Figure contents as structured data
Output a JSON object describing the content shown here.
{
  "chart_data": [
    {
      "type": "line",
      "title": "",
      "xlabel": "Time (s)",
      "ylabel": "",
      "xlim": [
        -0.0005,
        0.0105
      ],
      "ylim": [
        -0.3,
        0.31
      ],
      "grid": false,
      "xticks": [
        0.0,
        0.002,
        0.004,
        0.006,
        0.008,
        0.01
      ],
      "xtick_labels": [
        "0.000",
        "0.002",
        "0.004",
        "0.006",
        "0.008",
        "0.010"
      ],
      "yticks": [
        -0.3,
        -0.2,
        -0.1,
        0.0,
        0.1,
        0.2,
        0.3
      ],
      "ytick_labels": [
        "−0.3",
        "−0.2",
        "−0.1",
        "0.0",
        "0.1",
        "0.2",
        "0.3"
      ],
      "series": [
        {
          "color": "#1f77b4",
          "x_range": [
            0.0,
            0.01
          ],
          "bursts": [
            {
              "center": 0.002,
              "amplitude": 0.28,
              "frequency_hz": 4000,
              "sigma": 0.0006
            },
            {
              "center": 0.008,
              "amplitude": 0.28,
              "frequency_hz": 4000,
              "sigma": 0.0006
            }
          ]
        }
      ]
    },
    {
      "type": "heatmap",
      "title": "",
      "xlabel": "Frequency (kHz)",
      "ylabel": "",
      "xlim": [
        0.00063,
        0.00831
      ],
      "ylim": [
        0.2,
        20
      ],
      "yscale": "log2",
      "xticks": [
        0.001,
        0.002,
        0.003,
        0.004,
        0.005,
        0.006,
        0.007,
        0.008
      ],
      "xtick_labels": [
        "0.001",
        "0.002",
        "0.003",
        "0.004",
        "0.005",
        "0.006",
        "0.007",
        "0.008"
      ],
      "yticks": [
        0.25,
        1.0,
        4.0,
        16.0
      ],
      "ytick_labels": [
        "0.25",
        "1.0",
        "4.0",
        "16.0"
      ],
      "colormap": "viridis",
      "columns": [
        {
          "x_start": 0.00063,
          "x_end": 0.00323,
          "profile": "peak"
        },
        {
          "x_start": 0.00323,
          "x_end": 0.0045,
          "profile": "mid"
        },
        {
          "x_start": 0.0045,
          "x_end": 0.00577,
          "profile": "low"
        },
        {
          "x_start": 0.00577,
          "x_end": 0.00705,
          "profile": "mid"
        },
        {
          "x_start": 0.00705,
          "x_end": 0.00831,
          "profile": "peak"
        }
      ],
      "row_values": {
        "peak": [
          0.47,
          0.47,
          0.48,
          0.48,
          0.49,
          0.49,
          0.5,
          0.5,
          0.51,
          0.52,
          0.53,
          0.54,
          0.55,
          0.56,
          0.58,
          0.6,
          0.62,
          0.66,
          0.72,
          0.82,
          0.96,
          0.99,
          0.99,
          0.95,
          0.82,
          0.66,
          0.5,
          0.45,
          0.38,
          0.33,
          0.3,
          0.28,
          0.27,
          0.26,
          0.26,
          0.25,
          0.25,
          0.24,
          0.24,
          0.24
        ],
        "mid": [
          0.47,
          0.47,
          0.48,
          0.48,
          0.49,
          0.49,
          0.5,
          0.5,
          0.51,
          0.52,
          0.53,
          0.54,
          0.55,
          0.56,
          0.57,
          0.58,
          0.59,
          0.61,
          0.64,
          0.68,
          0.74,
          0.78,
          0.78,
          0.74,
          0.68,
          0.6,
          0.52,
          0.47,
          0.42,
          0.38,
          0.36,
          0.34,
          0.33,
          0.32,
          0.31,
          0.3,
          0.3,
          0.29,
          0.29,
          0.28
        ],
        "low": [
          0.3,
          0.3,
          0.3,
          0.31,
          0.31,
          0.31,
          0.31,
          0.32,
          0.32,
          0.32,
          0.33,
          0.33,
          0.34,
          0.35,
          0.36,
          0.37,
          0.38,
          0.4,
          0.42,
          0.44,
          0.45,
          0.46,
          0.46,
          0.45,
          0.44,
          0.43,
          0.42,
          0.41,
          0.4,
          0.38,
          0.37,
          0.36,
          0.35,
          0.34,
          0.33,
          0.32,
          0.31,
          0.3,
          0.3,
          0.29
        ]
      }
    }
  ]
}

▸ TASK DIRECTIONS
Take the lines above and print them exactly.

▸ CORRECT OUTPUT
Output a JSON object describing the content shown here.
{
  "chart_data": [
    {
      "type": "line",
      "title": "",
      "xlabel": "Time (s)",
      "ylabel": "",
      "xlim": [
        -0.0005,
        0.0105
      ],
      "ylim": [
        -0.3,
        0.31
      ],
      "grid": false,
      "xticks": [
        0.0,
        0.002,
        0.004,
        0.006,
        0.008,
        0.01
      ],
      "xtick_labels": [
        "0.000",
        "0.002",
        "0.004",
        "0.006",
        "0.008",
        "0.010"
      ],
      "yticks": [
        -0.3,
        -0.2,
        -0.1,
        0.0,
        0.1,
        0.2,
        0.3
      ],
      "ytick_labels": [
        "−0.3",
        "−0.2",
        "−0.1",
        "0.0",
        "0.1",
        "0.2",
        "0.3"
      ],
      "series": [
        {
          "color": "#1f77b4",
          "x_range": [
            0.0,
            0.01
          ],
          "bursts": [
            {
              "center": 0.002,
              "amplitude": 0.28,
              "frequency_hz": 4000,
              "sigma": 0.0006
            },
            {
              "center": 0.008,
              "amplitude": 0.28,
              "frequency_hz": 4000,
              "sigma": 0.0006
            }
          ]
        }
      ]
    },
    {
      "type": "heatmap",
      "title": "",
      "xlabel": "Frequency (kHz)",
      "ylabel": "",
      "xlim": [
        0.00063,
        0.00831
      ],
      "ylim": [
        0.2,
        20
      ],
      "yscale": "log2",
      "xticks": [
        0.001,
        0.002,
        0.003,
        0.004,
        0.005,
        0.006,
        0.007,
        0.008
      ],
      "xtick_labels": [
        "0.001",
        "0.002",
        "0.003",
        "0.004",
        "0.005",
        "0.006",
        "0.007",
        "0.008"
      ],
      "yticks": [
        0.25,
        1.0,
        4.0,
        16.0
      ],
      "ytick_labels": [
        "0.25",
        "1.0",
        "4.0",
        "16.0"
      ],
      "colormap": "viridis",
      "columns": [
        {
          "x_start": 0.00063,
          "x_end": 0.00323,
          "profile": "peak"
        },
        {
          "x_start": 0.00323,
          "x_end": 0.0045,
          "profile": "mid"
        },
        {
          "x_start": 0.0045,
          "x_end": 0.00577,
          "profile": "low"
        },
        {
          "x_start": 0.00577,
          "x_end": 0.00705,
          "profile": "mid"
        },
        {
          "x_start": 0.00705,
          "x_end": 0.00831,
          "profile": "peak"
        }
      ],
      "row_values": {
        "peak": [
          0.47,
          0.47,
          0.48,
          0.48,
          0.49,
          0.49,
          0.5,
          0.5,
          0.51,
          0.52,
          0.53,
          0.54,
          0.55,
          0.56,
          0.58,
          0.6,
          0.62,
          0.66,
          0.72,
          0.82,
          0.96,
          0.99,
          0.99,
          0.95,
          0.82,
          0.66,
          0.5,
          0.45,
          0.38,
          0.33,
          0.3,
          0.28,
          0.27,
          0.26,
          0.26,
          0.25,
          0.25,
          0.24,
          0.24,
          0.24
        ],
        "mid": [
          0.47,
          0.47,
          0.48,
          0.48,
          0.49,
          0.49,
          0.5,
          0.5,
          0.51,
          0.52,
          0.53,
          0.54,
          0.55,
          0.56,
          0.57,
          0.58,
          0.59,
          0.61,
          0.64,
          0.68,
          0.74,
          0.78,
          0.78,
          0.74,
          0.68,
          0.6,
          0.52,
          0.47,
          0.42,
          0.38,
          0.36,
          0.34,
          0.33,
          0.32,
          0.31,
          0.3,
          0.3,
          0.29,
          0.29,
          0.28
        ],
        "low": [
          0.3,
          0.3,
          0.3,
          0.31,
          0.31,
          0.31,
          0.31,
          0.32,
          0.32,
          0.32,
          0.33,
          0.33,
          0.34,
          0.35,
          0.36,
          0.37,
          0.38,
          0.4,
          0.42,
          0.44,
          0.45,
          0.46,
          0.46,
          0.45,
          0.44,
          0.43,
          0.42,
          0.41,
          0.4,
          0.38,
          0.37,
          0.36,
          0.35,
          0.34,
          0.33,
          0.32,
          0.31,
          0.3,
          0.3,
          0.29
        ]
      }
    }
  ]
}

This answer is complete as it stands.